-- EXERCISE BRIEF --
Your task is to repeat the entries underneath exactly, minus the pictures.

-- Dataset records on visual material --
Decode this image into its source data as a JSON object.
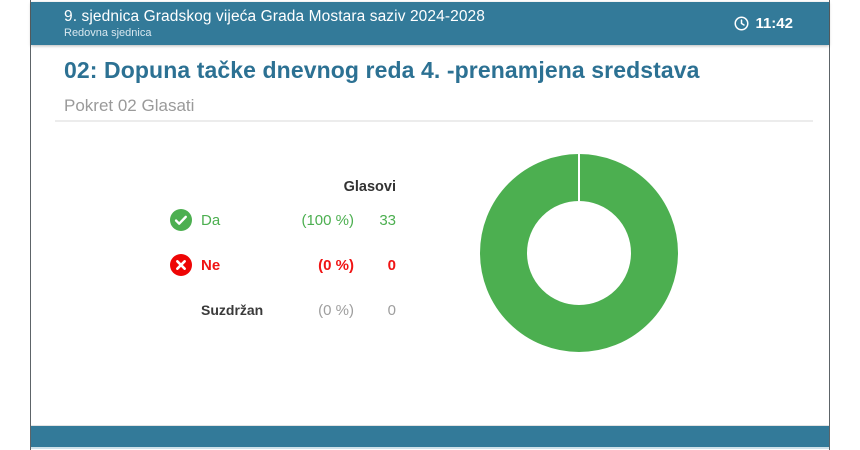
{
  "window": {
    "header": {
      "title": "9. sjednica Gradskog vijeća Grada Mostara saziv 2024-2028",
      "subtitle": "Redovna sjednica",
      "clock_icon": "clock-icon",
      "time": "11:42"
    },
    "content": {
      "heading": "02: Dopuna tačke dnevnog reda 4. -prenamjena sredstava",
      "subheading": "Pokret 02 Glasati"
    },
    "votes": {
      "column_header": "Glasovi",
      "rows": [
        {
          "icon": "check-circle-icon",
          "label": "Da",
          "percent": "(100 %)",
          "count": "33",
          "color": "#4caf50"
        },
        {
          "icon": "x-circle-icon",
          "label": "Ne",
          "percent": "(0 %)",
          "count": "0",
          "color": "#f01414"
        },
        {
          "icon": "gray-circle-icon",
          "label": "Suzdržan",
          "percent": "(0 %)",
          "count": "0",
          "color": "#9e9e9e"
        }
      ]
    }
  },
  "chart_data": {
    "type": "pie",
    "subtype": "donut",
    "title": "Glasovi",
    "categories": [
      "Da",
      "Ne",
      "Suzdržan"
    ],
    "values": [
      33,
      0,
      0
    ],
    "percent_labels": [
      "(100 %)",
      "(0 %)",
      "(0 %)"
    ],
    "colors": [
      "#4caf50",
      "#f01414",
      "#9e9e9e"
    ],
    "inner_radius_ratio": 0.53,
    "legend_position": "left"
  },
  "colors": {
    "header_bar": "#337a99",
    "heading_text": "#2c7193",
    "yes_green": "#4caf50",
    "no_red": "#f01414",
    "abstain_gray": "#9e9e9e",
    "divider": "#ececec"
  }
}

-- SOLUTION TO THIS PROBLEM --
Decode this image into its source data as a JSON object.
{
  "window": {
    "header": {
      "title": "9. sjednica Gradskog vijeća Grada Mostara saziv 2024-2028",
      "subtitle": "Redovna sjednica",
      "clock_icon": "clock-icon",
      "time": "11:42"
    },
    "content": {
      "heading": "02: Dopuna tačke dnevnog reda 4. -prenamjena sredstava",
      "subheading": "Pokret 02 Glasati"
    },
    "votes": {
      "column_header": "Glasovi",
      "rows": [
        {
          "icon": "check-circle-icon",
          "label": "Da",
          "percent": "(100 %)",
          "count": "33",
          "color": "#4caf50"
        },
        {
          "icon": "x-circle-icon",
          "label": "Ne",
          "percent": "(0 %)",
          "count": "0",
          "color": "#f01414"
        },
        {
          "icon": "gray-circle-icon",
          "label": "Suzdržan",
          "percent": "(0 %)",
          "count": "0",
          "color": "#9e9e9e"
        }
      ]
    }
  },
  "chart_data": {
    "type": "pie",
    "subtype": "donut",
    "title": "Glasovi",
    "categories": [
      "Da",
      "Ne",
      "Suzdržan"
    ],
    "values": [
      33,
      0,
      0
    ],
    "percent_labels": [
      "(100 %)",
      "(0 %)",
      "(0 %)"
    ],
    "colors": [
      "#4caf50",
      "#f01414",
      "#9e9e9e"
    ],
    "inner_radius_ratio": 0.53,
    "legend_position": "left"
  },
  "colors": {
    "header_bar": "#337a99",
    "heading_text": "#2c7193",
    "yes_green": "#4caf50",
    "no_red": "#f01414",
    "abstain_gray": "#9e9e9e",
    "divider": "#ececec"
  }
}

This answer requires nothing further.